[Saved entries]

■ ■ ■

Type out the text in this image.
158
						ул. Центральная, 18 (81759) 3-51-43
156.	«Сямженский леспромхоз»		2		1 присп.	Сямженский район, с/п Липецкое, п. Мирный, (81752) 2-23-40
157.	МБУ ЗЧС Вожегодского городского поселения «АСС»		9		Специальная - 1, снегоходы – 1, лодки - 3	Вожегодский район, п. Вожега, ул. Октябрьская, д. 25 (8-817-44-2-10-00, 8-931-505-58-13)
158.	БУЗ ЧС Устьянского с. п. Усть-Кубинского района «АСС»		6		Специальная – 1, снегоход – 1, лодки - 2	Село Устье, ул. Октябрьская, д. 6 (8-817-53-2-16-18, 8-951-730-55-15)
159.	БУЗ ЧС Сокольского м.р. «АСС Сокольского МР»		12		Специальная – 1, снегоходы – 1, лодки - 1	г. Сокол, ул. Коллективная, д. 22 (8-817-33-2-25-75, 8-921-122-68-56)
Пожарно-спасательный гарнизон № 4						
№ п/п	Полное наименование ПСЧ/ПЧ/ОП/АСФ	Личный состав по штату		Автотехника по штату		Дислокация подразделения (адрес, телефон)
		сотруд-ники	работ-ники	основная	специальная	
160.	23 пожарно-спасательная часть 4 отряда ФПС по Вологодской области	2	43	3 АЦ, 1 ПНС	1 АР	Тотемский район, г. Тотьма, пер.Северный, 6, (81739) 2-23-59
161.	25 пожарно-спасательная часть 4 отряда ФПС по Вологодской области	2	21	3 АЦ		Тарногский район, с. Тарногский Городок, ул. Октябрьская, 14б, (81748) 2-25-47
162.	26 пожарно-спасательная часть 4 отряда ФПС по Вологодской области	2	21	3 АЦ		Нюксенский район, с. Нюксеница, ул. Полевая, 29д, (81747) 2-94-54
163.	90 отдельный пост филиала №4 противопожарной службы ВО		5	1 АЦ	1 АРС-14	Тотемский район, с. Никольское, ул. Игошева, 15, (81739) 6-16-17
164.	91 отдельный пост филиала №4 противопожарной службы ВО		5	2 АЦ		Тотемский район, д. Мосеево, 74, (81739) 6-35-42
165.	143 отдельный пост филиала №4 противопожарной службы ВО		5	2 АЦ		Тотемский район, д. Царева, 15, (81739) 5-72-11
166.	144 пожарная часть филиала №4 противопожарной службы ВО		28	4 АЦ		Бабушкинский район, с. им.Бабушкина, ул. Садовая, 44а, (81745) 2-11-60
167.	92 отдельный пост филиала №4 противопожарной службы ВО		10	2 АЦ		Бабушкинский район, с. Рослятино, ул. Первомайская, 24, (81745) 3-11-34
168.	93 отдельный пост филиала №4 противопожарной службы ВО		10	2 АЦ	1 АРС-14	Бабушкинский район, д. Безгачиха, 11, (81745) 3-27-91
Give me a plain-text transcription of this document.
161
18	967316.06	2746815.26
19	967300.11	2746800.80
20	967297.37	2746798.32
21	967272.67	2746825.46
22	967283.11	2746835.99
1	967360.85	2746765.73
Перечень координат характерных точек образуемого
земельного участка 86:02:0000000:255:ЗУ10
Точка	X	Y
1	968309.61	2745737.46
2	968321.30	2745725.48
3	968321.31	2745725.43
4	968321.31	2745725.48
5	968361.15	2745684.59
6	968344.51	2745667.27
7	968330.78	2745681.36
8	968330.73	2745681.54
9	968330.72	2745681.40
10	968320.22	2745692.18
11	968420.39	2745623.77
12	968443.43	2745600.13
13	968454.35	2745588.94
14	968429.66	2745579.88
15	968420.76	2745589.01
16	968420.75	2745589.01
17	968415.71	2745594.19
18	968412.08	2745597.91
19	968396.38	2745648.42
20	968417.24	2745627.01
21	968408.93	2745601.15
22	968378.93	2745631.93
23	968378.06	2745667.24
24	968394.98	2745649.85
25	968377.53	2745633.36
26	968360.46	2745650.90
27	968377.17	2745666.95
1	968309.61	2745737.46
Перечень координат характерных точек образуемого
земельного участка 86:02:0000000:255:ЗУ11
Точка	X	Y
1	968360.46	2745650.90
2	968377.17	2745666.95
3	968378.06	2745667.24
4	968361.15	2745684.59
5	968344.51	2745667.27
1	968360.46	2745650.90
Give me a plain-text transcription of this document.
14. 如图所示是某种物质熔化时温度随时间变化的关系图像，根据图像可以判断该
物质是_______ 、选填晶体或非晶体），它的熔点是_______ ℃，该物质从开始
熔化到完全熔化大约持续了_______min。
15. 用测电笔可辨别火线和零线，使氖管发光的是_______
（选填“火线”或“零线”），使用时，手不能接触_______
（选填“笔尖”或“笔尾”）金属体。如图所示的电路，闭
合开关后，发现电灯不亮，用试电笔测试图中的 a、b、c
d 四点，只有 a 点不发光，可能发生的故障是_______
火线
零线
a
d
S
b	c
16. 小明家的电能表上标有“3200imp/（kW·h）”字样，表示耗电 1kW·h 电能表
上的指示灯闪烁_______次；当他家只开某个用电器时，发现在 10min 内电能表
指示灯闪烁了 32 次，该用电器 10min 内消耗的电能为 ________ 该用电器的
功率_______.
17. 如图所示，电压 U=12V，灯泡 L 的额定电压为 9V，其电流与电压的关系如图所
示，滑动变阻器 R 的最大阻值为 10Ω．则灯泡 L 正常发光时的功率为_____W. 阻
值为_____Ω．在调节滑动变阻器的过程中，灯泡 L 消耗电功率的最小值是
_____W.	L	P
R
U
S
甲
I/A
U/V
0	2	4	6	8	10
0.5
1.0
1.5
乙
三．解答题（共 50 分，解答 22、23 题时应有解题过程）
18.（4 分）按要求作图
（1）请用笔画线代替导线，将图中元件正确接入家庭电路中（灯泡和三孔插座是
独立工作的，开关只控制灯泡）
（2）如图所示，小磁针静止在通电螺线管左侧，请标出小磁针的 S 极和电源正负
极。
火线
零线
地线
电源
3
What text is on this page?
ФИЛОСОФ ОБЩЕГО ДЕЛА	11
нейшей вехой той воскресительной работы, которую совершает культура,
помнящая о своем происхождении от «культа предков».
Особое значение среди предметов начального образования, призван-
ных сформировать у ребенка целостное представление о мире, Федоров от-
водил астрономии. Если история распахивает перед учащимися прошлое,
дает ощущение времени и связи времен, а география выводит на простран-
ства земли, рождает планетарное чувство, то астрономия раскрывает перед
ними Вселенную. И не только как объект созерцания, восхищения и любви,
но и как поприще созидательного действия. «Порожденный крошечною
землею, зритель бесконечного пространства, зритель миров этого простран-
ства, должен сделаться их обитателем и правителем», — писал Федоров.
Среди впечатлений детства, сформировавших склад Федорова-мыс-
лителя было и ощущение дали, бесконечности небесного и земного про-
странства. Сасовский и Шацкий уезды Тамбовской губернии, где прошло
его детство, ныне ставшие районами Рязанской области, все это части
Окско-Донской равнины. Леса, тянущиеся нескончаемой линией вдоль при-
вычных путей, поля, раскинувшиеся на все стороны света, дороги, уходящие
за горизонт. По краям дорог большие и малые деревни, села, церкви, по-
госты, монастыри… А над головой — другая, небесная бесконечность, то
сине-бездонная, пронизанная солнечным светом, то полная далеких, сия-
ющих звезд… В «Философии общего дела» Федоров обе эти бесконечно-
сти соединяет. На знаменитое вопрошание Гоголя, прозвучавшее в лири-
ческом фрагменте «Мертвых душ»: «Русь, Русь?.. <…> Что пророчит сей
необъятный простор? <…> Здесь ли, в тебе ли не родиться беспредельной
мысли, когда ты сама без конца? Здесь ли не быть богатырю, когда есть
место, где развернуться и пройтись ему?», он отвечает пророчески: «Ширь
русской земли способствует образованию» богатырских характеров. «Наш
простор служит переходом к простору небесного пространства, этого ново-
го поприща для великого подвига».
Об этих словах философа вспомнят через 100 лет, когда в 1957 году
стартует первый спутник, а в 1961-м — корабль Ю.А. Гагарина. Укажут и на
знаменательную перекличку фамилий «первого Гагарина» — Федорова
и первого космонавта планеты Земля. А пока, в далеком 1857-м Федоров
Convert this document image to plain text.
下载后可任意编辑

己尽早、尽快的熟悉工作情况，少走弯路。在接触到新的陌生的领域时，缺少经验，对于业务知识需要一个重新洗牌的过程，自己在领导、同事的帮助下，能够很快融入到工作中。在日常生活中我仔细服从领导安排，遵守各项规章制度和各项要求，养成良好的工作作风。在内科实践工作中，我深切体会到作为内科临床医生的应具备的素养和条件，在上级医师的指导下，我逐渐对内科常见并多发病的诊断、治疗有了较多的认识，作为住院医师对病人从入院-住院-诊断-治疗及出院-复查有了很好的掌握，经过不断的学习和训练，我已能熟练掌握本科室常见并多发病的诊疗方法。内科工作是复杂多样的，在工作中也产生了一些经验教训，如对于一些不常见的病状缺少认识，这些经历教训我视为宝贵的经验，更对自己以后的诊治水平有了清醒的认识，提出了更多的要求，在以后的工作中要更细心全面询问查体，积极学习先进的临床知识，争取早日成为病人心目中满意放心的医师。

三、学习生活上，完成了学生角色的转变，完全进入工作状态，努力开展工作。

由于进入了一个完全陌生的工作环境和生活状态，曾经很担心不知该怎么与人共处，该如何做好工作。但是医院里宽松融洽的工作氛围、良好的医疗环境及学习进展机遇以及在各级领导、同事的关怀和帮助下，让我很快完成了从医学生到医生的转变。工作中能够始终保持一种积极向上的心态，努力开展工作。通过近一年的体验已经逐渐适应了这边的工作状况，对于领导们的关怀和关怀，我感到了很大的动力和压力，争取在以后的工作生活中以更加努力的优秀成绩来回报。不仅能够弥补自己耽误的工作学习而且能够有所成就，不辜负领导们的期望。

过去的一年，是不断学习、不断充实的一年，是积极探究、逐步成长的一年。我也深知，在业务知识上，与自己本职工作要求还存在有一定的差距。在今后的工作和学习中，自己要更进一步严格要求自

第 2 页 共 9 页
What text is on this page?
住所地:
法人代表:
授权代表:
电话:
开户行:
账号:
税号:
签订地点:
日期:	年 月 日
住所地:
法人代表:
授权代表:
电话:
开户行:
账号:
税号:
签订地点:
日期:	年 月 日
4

■ ■ ■

Task statement:
Give the number of lines in the data that contain "отряда", with no other words.

Answer for the task:
3